** What you have to do **
The data below must be copied in full and without any change.

(Extracted records)

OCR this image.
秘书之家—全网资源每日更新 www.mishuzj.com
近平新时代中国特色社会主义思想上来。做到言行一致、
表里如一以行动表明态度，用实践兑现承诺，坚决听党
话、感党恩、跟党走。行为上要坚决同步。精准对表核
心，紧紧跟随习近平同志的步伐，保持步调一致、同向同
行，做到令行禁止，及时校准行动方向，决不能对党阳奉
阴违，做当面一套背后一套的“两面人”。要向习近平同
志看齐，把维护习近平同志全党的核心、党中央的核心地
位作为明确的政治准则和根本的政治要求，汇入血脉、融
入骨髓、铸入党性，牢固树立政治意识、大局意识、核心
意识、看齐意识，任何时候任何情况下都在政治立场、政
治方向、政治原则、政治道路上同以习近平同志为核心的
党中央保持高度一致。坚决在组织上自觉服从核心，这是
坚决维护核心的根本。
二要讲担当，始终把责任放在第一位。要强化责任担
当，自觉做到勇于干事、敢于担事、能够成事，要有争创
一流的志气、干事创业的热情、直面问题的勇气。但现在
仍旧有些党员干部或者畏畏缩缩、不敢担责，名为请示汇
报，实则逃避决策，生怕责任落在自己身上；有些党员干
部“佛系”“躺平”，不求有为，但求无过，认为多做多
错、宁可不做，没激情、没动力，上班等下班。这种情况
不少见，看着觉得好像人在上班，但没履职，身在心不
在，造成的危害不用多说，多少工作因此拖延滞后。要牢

** Solution for this task **
OCR this image.
秘书之家—全网资源每日更新 www.mishuzj.com
近平新时代中国特色社会主义思想上来。做到言行一致、
表里如一以行动表明态度，用实践兑现承诺，坚决听党
话、感党恩、跟党走。行为上要坚决同步。精准对表核
心，紧紧跟随习近平同志的步伐，保持步调一致、同向同
行，做到令行禁止，及时校准行动方向，决不能对党阳奉
阴违，做当面一套背后一套的“两面人”。要向习近平同
志看齐，把维护习近平同志全党的核心、党中央的核心地
位作为明确的政治准则和根本的政治要求，汇入血脉、融
入骨髓、铸入党性，牢固树立政治意识、大局意识、核心
意识、看齐意识，任何时候任何情况下都在政治立场、政
治方向、政治原则、政治道路上同以习近平同志为核心的
党中央保持高度一致。坚决在组织上自觉服从核心，这是
坚决维护核心的根本。
二要讲担当，始终把责任放在第一位。要强化责任担
当，自觉做到勇于干事、敢于担事、能够成事，要有争创
一流的志气、干事创业的热情、直面问题的勇气。但现在
仍旧有些党员干部或者畏畏缩缩、不敢担责，名为请示汇
报，实则逃避决策，生怕责任落在自己身上；有些党员干
部“佛系”“躺平”，不求有为，但求无过，认为多做多
错、宁可不做，没激情、没动力，上班等下班。这种情况
不少见，看着觉得好像人在上班，但没履职，身在心不
在，造成的危害不用多说，多少工作因此拖延滞后。要牢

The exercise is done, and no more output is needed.